Task prompt => Restate all of the entries exactly, dropping any pictures they hold.
##########
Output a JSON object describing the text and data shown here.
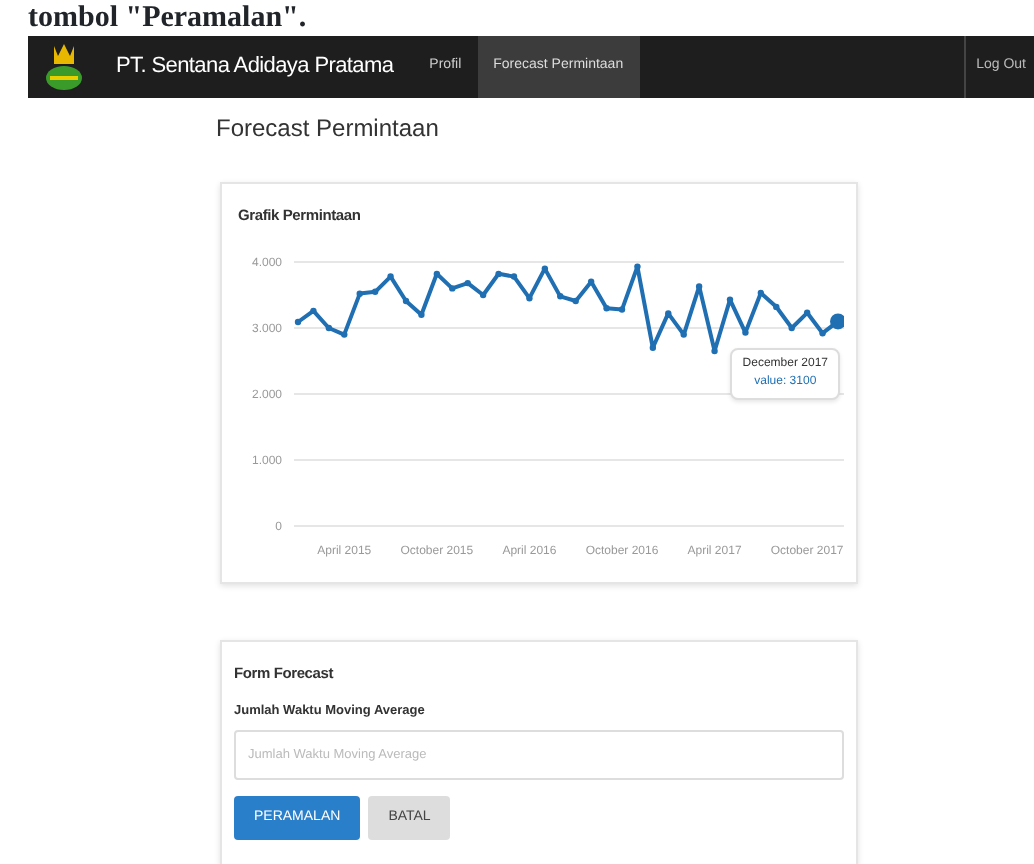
{
  "caption": "tombol \"Peramalan\".",
  "navbar": {
    "brand": "PT. Sentana Adidaya Pratama",
    "links": [
      {
        "label": "Profil",
        "selected": false
      },
      {
        "label": "Forecast Permintaan",
        "selected": true
      }
    ],
    "logout": "Log Out"
  },
  "page_title": "Forecast Permintaan",
  "chart_card": {
    "title": "Grafik Permintaan",
    "chart_data": {
      "type": "line",
      "categories": [
        null,
        null,
        null,
        "April 2015",
        null,
        null,
        null,
        null,
        null,
        "October 2015",
        null,
        null,
        null,
        null,
        null,
        "April 2016",
        null,
        null,
        null,
        null,
        null,
        "October 2016",
        null,
        null,
        null,
        null,
        null,
        "April 2017",
        null,
        null,
        null,
        null,
        null,
        "October 2017",
        null,
        null
      ],
      "grid": true,
      "series": [
        {
          "color": "#1f6fb2",
          "marker": true,
          "values": [
            3090,
            3260,
            3000,
            2900,
            3520,
            3550,
            3780,
            3410,
            3200,
            3820,
            3600,
            3680,
            3500,
            3820,
            3780,
            3450,
            3900,
            3480,
            3410,
            3700,
            3300,
            3280,
            3930,
            2700,
            3220,
            2900,
            3630,
            2650,
            3430,
            2930,
            3530,
            3320,
            3000,
            3230,
            2920,
            3100
          ]
        }
      ],
      "ylim": [
        0,
        4000
      ],
      "yticks": [
        {
          "value": 0,
          "label": "0"
        },
        {
          "value": 1000,
          "label": "1.000"
        },
        {
          "value": 2000,
          "label": "2.000"
        },
        {
          "value": 3000,
          "label": "3.000"
        },
        {
          "value": 4000,
          "label": "4.000"
        }
      ]
    },
    "tooltip": {
      "title": "December 2017",
      "text": "value: 3100"
    }
  },
  "form_card": {
    "title": "Form Forecast",
    "field_label": "Jumlah Waktu Moving Average",
    "placeholder": "Jumlah Waktu Moving Average",
    "buttons": [
      {
        "label": "PERAMALAN",
        "kind": "primary"
      },
      {
        "label": "BATAL",
        "kind": "secondary"
      }
    ]
  }
}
##########
Written solution =>
Output a JSON object describing the text and data shown here.
{
  "caption": "tombol \"Peramalan\".",
  "navbar": {
    "brand": "PT. Sentana Adidaya Pratama",
    "links": [
      {
        "label": "Profil",
        "selected": false
      },
      {
        "label": "Forecast Permintaan",
        "selected": true
      }
    ],
    "logout": "Log Out"
  },
  "page_title": "Forecast Permintaan",
  "chart_card": {
    "title": "Grafik Permintaan",
    "chart_data": {
      "type": "line",
      "categories": [
        null,
        null,
        null,
        "April 2015",
        null,
        null,
        null,
        null,
        null,
        "October 2015",
        null,
        null,
        null,
        null,
        null,
        "April 2016",
        null,
        null,
        null,
        null,
        null,
        "October 2016",
        null,
        null,
        null,
        null,
        null,
        "April 2017",
        null,
        null,
        null,
        null,
        null,
        "October 2017",
        null,
        null
      ],
      "grid": true,
      "series": [
        {
          "color": "#1f6fb2",
          "marker": true,
          "values": [
            3090,
            3260,
            3000,
            2900,
            3520,
            3550,
            3780,
            3410,
            3200,
            3820,
            3600,
            3680,
            3500,
            3820,
            3780,
            3450,
            3900,
            3480,
            3410,
            3700,
            3300,
            3280,
            3930,
            2700,
            3220,
            2900,
            3630,
            2650,
            3430,
            2930,
            3530,
            3320,
            3000,
            3230,
            2920,
            3100
          ]
        }
      ],
      "ylim": [
        0,
        4000
      ],
      "yticks": [
        {
          "value": 0,
          "label": "0"
        },
        {
          "value": 1000,
          "label": "1.000"
        },
        {
          "value": 2000,
          "label": "2.000"
        },
        {
          "value": 3000,
          "label": "3.000"
        },
        {
          "value": 4000,
          "label": "4.000"
        }
      ]
    },
    "tooltip": {
      "title": "December 2017",
      "text": "value: 3100"
    }
  },
  "form_card": {
    "title": "Form Forecast",
    "field_label": "Jumlah Waktu Moving Average",
    "placeholder": "Jumlah Waktu Moving Average",
    "buttons": [
      {
        "label": "PERAMALAN",
        "kind": "primary"
      },
      {
        "label": "BATAL",
        "kind": "secondary"
      }
    ]
  }
}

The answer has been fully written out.